Data extracted from a collection
####################

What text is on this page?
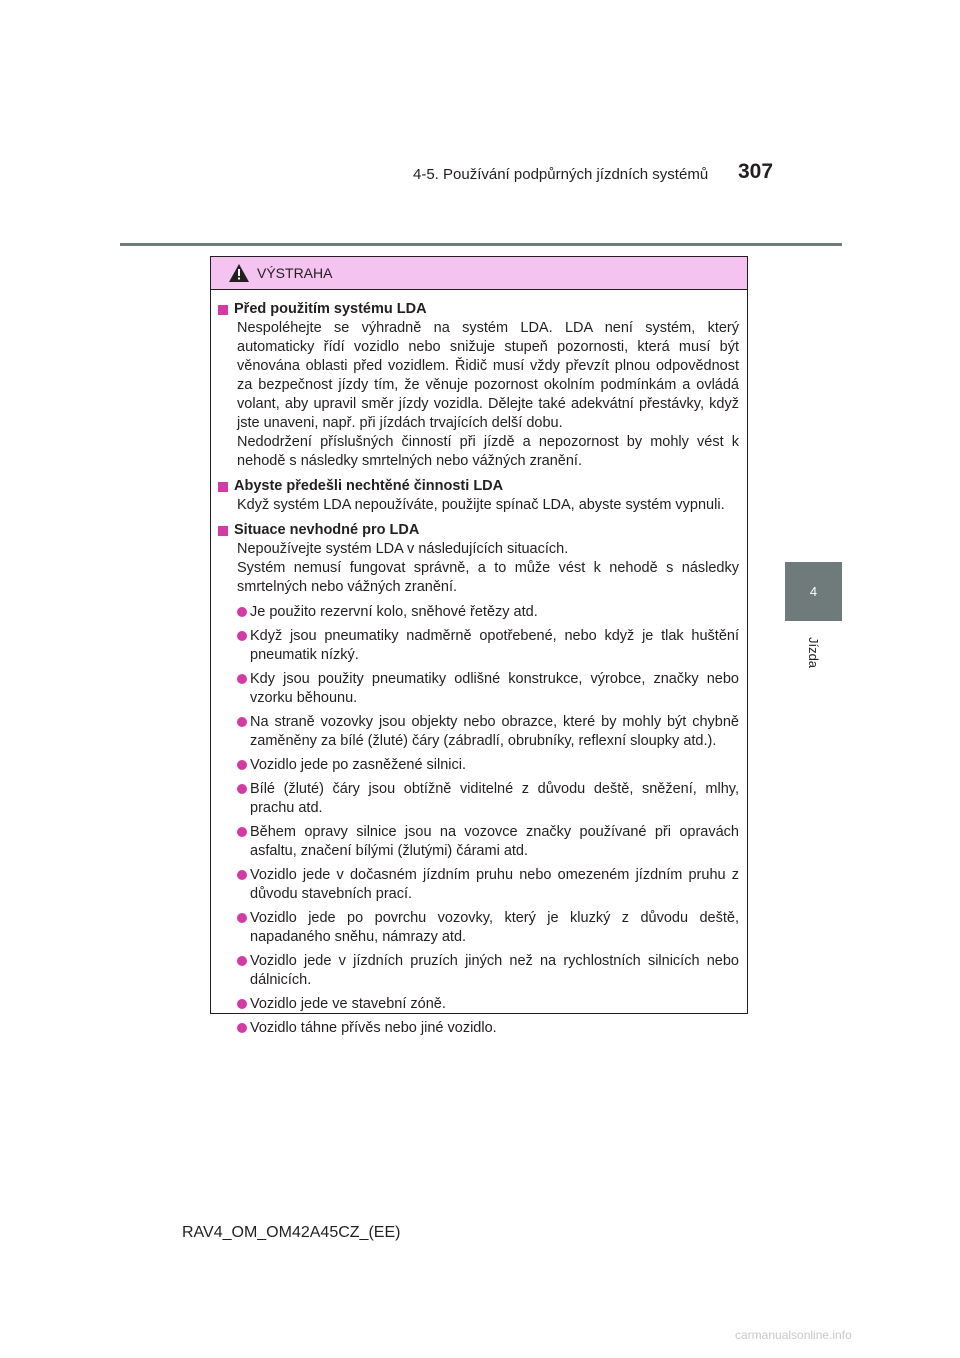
4-5. Používání podpůrných jízdních systémů 307
4
Jízda
VÝSTRAHA
Před použitím systému LDA
Nespoléhejte se výhradně na systém LDA. LDA není systém, který automaticky řídí vozidlo nebo snižuje stupeň pozornosti, která musí být věnována oblasti před vozidlem. Řidič musí vždy převzít plnou odpovědnost za bezpečnost jízdy tím, že věnuje pozornost okolním podmínkám a ovládá volant, aby upravil směr jízdy vozidla. Dělejte také adekvátní přestávky, když jste unaveni, např. při jízdách trvajících delší dobu.
Nedodržení příslušných činností při jízdě a nepozornost by mohly vést k nehodě s následky smrtelných nebo vážných zranění.
Abyste předešli nechtěné činnosti LDA
Když systém LDA nepoužíváte, použijte spínač LDA, abyste systém vypnuli.
Situace nevhodné pro LDA
Nepoužívejte systém LDA v následujících situacích.
Systém nemusí fungovat správně, a to může vést k nehodě s následky smrtelných nebo vážných zranění.
Je použito rezervní kolo, sněhové řetězy atd.
Když jsou pneumatiky nadměrně opotřebené, nebo když je tlak huštění pneumatik nízký.
Kdy jsou použity pneumatiky odlišné konstrukce, výrobce, značky nebo vzorku běhounu.
Na straně vozovky jsou objekty nebo obrazce, které by mohly být chybně zaměněny za bílé (žluté) čáry (zábradlí, obrubníky, reflexní sloupky atd.).
Vozidlo jede po zasněžené silnici.
Bílé (žluté) čáry jsou obtížně viditelné z důvodu deště, sněžení, mlhy, prachu atd.
Během opravy silnice jsou na vozovce značky používané při opravách asfaltu, značení bílými (žlutými) čárami atd.
Vozidlo jede v dočasném jízdním pruhu nebo omezeném jízdním pruhu z důvodu stavebních prací.
Vozidlo jede po povrchu vozovky, který je kluzký z důvodu deště, napadaného sněhu, námrazy atd.
Vozidlo jede v jízdních pruzích jiných než na rychlostních silnicích nebo dálnicích.
Vozidlo jede ve stavební zóně.
Vozidlo táhne přívěs nebo jiné vozidlo.
RAV4_OM_OM42A45CZ_(EE)
carmanualsonline.info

####################

◆ Prompt ◆
Reproduce every record above exactly, but leave out the pictures.

◆ Answer for this exercise ◆
What text is on this page?
4-5. Používání podpůrných jízdních systémů 307
4
Jízda
VÝSTRAHA
Před použitím systému LDA
Nespoléhejte se výhradně na systém LDA. LDA není systém, který automaticky řídí vozidlo nebo snižuje stupeň pozornosti, která musí být věnována oblasti před vozidlem. Řidič musí vždy převzít plnou odpovědnost za bezpečnost jízdy tím, že věnuje pozornost okolním podmínkám a ovládá volant, aby upravil směr jízdy vozidla. Dělejte také adekvátní přestávky, když jste unaveni, např. při jízdách trvajících delší dobu.
Nedodržení příslušných činností při jízdě a nepozornost by mohly vést k nehodě s následky smrtelných nebo vážných zranění.
Abyste předešli nechtěné činnosti LDA
Když systém LDA nepoužíváte, použijte spínač LDA, abyste systém vypnuli.
Situace nevhodné pro LDA
Nepoužívejte systém LDA v následujících situacích.
Systém nemusí fungovat správně, a to může vést k nehodě s následky smrtelných nebo vážných zranění.
Je použito rezervní kolo, sněhové řetězy atd.
Když jsou pneumatiky nadměrně opotřebené, nebo když je tlak huštění pneumatik nízký.
Kdy jsou použity pneumatiky odlišné konstrukce, výrobce, značky nebo vzorku běhounu.
Na straně vozovky jsou objekty nebo obrazce, které by mohly být chybně zaměněny za bílé (žluté) čáry (zábradlí, obrubníky, reflexní sloupky atd.).
Vozidlo jede po zasněžené silnici.
Bílé (žluté) čáry jsou obtížně viditelné z důvodu deště, sněžení, mlhy, prachu atd.
Během opravy silnice jsou na vozovce značky používané při opravách asfaltu, značení bílými (žlutými) čárami atd.
Vozidlo jede v dočasném jízdním pruhu nebo omezeném jízdním pruhu z důvodu stavebních prací.
Vozidlo jede po povrchu vozovky, který je kluzký z důvodu deště, napadaného sněhu, námrazy atd.
Vozidlo jede v jízdních pruzích jiných než na rychlostních silnicích nebo dálnicích.
Vozidlo jede ve stavební zóně.
Vozidlo táhne přívěs nebo jiné vozidlo.
RAV4_OM_OM42A45CZ_(EE)
carmanualsonline.info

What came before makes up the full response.